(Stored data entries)

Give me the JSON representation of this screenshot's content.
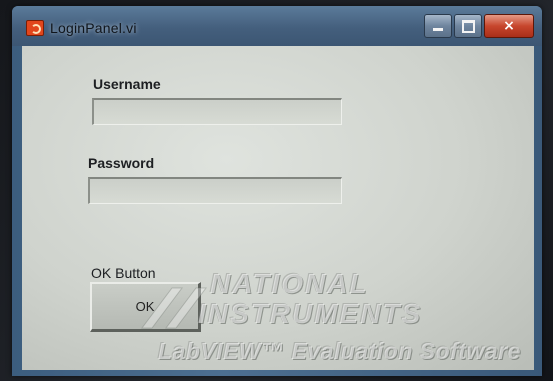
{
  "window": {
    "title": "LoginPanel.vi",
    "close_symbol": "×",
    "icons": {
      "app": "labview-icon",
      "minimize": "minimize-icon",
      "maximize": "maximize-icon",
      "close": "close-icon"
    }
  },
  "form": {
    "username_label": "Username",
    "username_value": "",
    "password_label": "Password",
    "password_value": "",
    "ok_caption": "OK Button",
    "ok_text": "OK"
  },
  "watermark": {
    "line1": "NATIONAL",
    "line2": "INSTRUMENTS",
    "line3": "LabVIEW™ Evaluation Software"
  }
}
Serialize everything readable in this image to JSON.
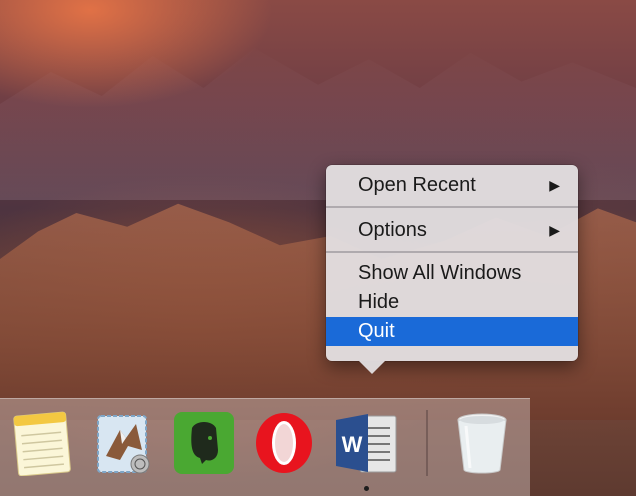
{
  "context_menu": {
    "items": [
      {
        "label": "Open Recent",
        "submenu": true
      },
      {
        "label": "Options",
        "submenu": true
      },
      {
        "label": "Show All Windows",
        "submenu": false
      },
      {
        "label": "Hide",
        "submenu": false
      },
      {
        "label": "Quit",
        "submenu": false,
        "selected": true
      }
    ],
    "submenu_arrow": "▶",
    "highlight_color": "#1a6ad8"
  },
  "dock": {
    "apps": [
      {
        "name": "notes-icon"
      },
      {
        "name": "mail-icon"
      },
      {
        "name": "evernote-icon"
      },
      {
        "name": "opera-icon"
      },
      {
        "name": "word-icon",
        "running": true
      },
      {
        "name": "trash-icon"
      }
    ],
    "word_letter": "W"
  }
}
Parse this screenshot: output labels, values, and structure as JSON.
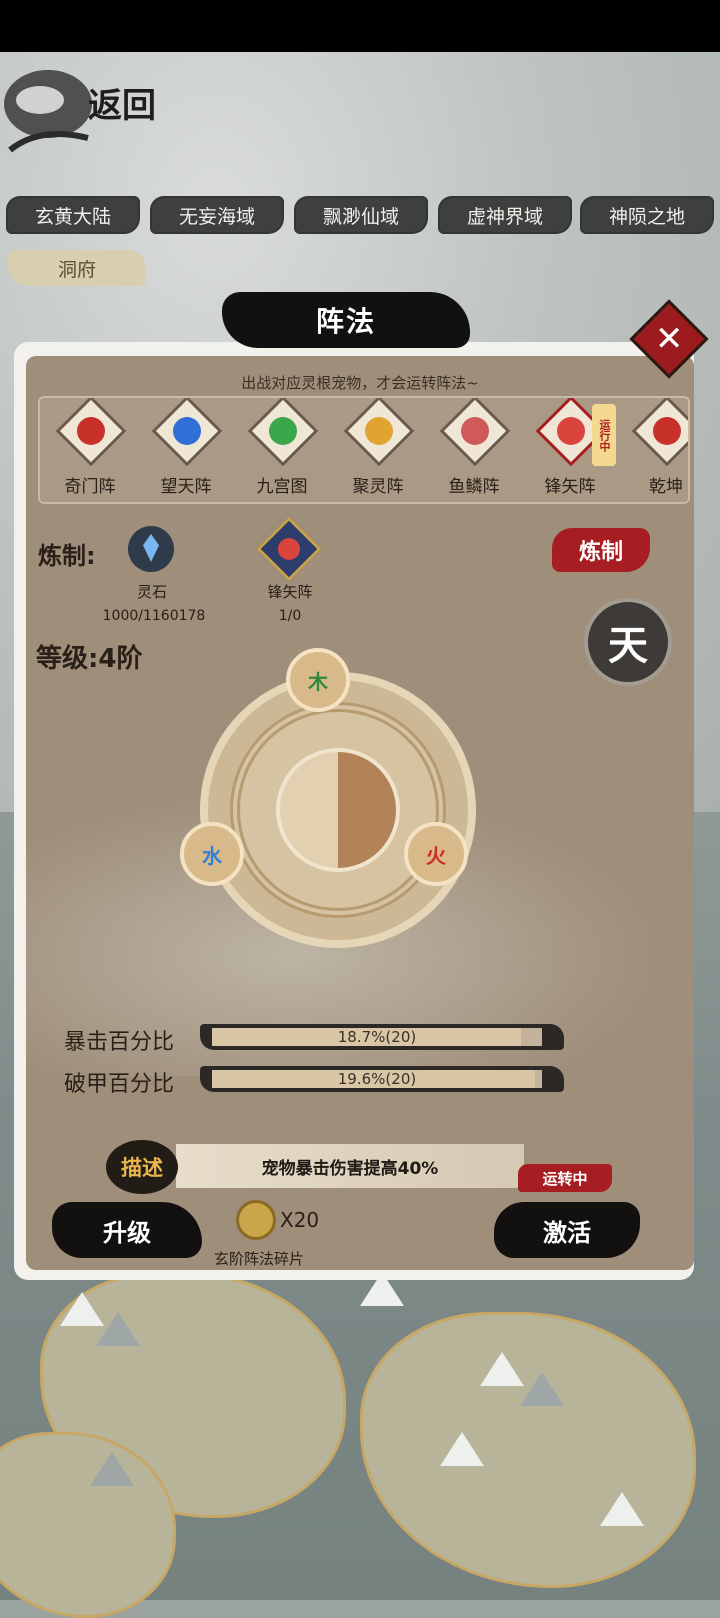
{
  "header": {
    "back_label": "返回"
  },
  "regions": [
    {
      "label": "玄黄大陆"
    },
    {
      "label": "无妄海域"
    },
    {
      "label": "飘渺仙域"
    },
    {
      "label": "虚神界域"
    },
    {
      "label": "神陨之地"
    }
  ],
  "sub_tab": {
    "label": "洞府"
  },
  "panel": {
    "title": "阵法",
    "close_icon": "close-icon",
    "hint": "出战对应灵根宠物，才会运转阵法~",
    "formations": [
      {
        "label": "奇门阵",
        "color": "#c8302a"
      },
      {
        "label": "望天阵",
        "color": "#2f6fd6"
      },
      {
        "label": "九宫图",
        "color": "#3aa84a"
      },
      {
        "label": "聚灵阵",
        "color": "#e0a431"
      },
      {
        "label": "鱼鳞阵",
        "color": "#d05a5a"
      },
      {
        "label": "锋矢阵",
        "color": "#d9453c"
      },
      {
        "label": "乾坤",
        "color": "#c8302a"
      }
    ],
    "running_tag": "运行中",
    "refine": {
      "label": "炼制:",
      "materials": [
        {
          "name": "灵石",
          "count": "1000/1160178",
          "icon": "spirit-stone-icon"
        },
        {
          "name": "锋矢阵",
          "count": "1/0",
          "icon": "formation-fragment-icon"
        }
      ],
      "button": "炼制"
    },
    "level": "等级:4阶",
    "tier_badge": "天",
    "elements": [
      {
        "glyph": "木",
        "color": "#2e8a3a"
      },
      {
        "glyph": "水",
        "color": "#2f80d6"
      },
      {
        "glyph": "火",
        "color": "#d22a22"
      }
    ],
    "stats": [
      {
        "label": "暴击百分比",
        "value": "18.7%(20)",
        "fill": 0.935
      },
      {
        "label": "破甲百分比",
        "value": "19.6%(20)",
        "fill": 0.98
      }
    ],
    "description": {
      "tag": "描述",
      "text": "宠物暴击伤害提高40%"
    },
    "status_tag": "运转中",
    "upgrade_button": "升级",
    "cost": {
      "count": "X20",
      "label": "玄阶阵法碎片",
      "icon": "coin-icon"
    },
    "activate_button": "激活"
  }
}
...
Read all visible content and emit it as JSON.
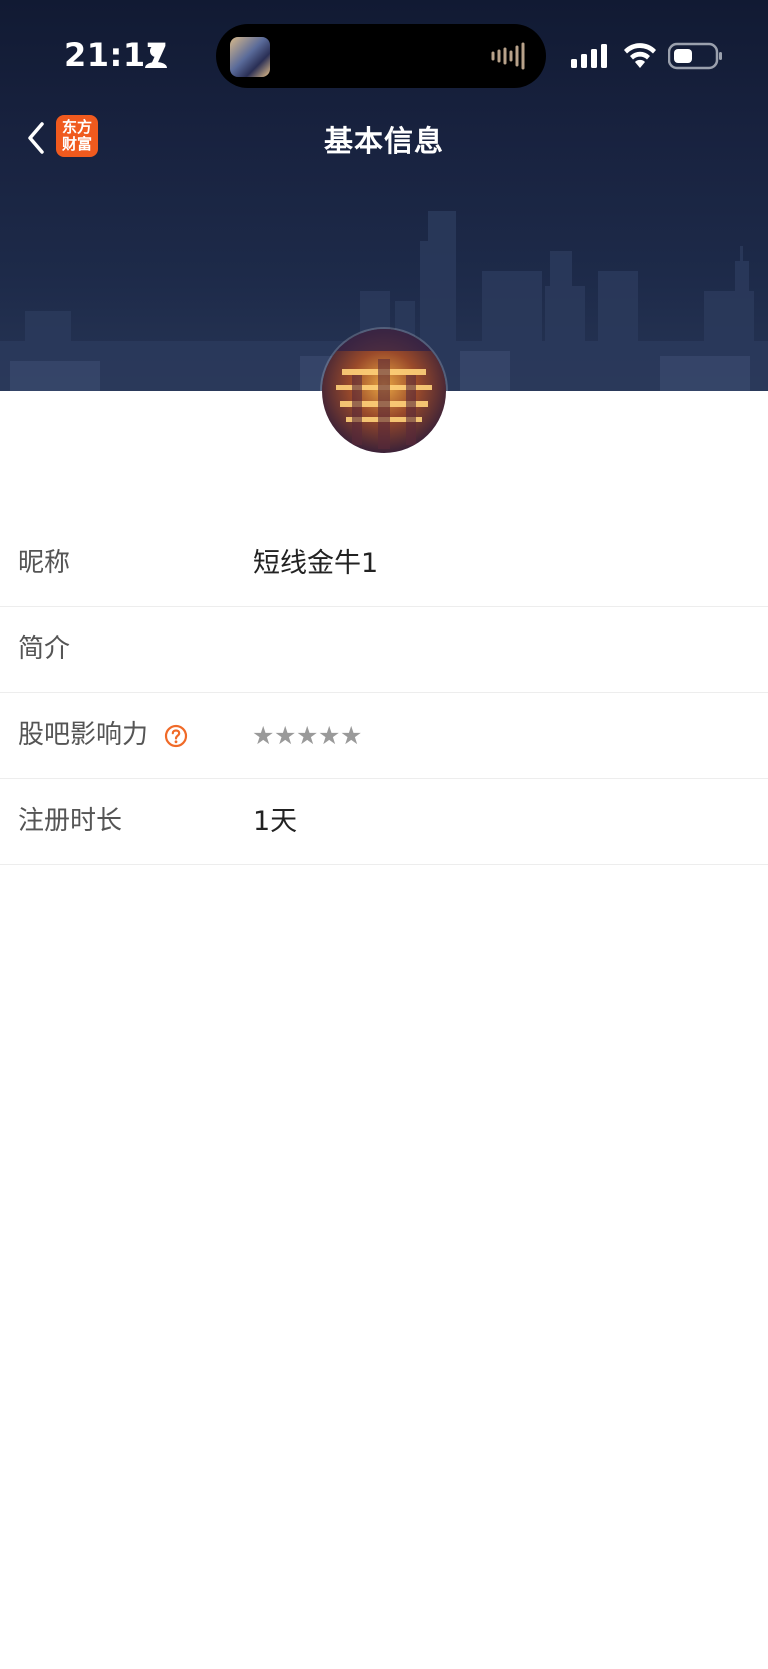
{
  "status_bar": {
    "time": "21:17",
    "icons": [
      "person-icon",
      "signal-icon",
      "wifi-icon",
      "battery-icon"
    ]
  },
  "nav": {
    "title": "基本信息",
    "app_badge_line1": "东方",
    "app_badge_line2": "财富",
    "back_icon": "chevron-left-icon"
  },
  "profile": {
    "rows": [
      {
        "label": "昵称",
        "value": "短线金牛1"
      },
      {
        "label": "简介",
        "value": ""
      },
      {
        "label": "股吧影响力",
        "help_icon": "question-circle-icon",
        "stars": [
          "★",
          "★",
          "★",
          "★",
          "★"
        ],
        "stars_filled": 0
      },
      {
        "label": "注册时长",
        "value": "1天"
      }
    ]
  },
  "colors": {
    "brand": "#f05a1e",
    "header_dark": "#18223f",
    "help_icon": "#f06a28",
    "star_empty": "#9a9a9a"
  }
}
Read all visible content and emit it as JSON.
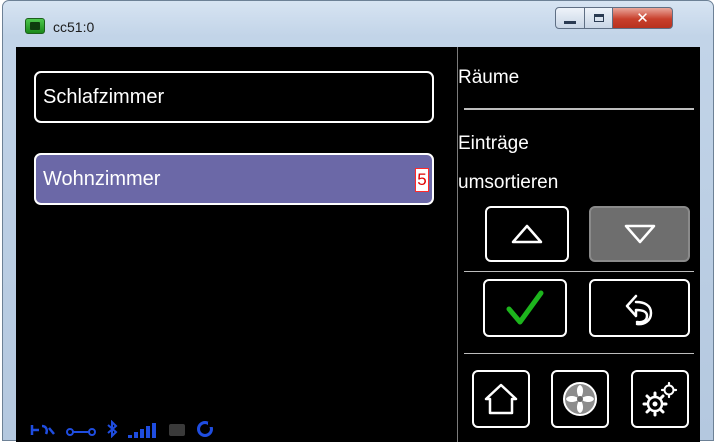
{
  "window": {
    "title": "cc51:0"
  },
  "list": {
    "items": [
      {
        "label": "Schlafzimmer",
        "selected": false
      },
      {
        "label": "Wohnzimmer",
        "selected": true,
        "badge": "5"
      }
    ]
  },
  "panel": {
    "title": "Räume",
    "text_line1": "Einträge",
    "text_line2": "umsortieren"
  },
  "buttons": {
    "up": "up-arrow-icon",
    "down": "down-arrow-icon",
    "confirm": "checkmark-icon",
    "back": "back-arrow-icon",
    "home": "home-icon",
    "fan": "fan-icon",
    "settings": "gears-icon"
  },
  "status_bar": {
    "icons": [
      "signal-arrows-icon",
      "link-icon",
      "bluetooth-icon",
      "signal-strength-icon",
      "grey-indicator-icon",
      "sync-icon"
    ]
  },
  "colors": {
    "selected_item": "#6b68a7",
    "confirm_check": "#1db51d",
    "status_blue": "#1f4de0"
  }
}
--
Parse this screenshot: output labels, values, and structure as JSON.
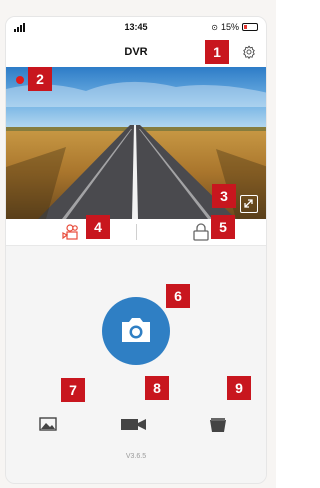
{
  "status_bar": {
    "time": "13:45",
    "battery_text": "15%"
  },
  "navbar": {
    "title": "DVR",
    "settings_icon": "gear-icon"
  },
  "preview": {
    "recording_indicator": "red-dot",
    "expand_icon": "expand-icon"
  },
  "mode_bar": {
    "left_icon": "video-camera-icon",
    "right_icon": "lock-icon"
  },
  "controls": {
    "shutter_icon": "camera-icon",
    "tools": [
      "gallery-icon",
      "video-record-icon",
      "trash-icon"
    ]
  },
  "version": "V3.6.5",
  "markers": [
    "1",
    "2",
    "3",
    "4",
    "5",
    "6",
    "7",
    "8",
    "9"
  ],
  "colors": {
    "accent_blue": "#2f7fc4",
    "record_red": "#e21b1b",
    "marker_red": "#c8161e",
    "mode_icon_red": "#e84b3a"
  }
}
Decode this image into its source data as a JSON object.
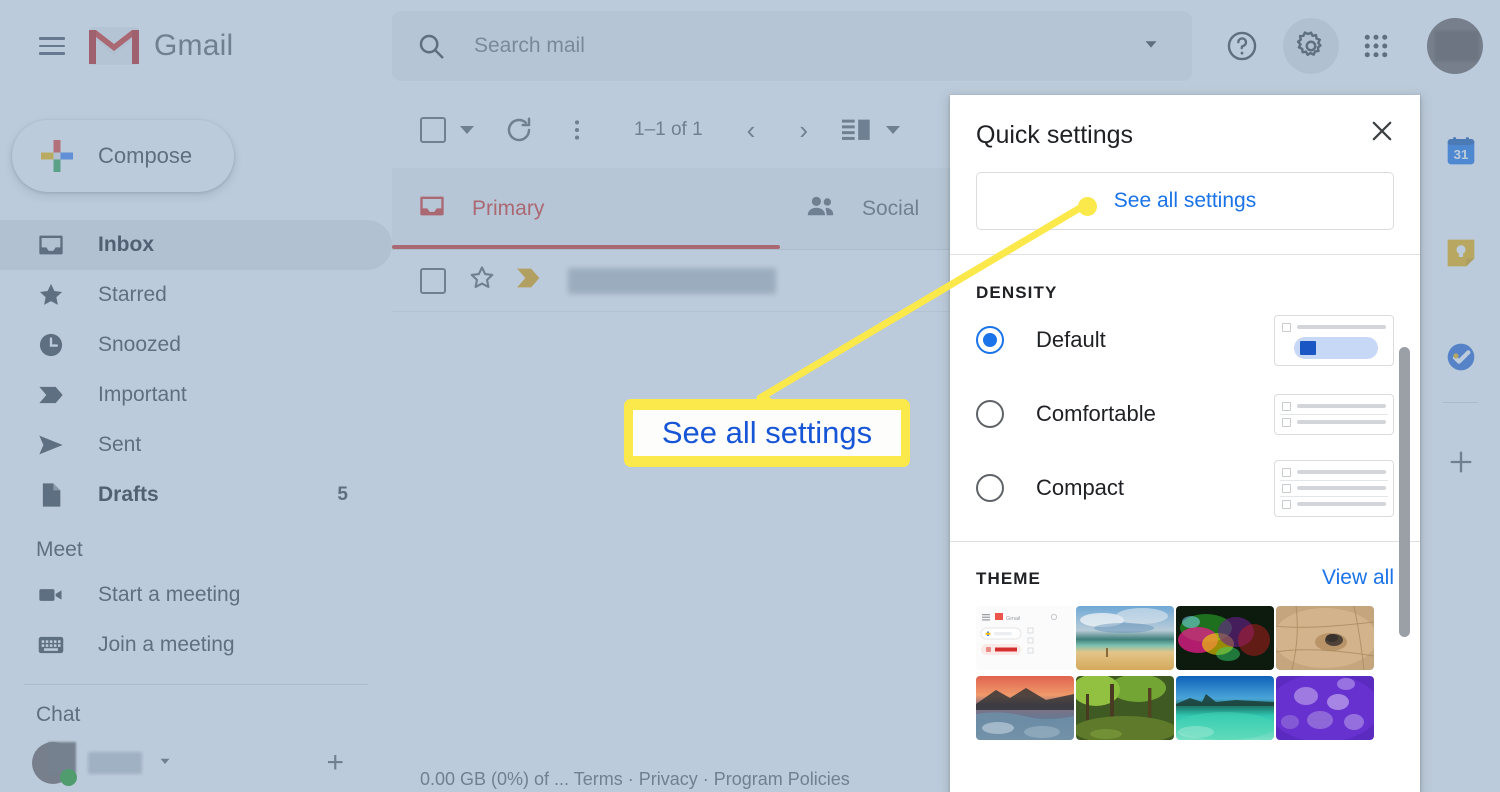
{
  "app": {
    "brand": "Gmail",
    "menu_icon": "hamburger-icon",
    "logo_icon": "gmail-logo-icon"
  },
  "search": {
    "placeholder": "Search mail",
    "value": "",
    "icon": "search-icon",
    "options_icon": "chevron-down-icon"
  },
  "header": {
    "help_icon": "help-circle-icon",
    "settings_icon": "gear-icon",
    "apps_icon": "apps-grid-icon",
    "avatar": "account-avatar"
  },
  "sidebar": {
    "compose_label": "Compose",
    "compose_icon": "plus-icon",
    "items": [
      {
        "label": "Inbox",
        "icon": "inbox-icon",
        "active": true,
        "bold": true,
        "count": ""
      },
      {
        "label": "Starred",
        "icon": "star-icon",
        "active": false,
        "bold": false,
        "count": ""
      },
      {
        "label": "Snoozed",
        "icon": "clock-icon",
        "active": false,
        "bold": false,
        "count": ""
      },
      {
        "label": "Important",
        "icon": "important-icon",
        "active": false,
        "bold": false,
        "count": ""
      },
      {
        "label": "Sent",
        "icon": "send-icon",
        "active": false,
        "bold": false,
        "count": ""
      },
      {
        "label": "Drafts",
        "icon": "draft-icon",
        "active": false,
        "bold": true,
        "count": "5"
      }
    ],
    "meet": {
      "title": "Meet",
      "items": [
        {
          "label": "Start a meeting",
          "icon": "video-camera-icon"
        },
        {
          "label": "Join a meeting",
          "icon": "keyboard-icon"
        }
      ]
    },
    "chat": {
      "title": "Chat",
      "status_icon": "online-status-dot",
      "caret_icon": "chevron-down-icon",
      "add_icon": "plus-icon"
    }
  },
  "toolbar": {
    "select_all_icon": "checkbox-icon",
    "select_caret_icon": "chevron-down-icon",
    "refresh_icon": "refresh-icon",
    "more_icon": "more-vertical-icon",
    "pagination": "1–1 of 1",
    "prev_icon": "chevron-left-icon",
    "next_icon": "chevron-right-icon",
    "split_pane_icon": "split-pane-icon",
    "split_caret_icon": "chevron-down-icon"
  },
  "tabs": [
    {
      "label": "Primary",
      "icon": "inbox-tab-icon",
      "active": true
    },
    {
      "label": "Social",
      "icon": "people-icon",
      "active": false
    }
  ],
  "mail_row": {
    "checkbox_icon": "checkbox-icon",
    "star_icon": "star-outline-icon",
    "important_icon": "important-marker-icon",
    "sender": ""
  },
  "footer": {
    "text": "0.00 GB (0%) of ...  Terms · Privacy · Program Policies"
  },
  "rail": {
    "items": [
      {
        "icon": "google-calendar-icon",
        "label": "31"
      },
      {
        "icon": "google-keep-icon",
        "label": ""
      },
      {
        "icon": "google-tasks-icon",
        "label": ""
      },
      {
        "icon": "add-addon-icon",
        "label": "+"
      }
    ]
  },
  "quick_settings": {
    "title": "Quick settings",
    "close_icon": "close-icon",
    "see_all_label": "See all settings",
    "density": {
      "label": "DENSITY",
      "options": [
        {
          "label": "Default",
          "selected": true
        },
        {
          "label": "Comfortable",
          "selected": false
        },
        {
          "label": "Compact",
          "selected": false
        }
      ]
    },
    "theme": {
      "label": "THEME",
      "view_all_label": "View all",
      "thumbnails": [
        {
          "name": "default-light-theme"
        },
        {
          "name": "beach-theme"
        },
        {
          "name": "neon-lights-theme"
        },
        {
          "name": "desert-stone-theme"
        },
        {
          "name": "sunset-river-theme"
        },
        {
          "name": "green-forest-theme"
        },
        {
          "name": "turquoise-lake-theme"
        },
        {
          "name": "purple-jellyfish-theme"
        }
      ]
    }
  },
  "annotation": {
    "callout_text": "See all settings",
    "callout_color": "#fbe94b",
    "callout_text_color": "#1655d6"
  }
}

(Short exercise): Return every line above in which the string "video" occurs.

(Reply to the task):
    "left_icon": "video-camera-icon",
      "video-record-icon",
          "icon": "video-camera-icon"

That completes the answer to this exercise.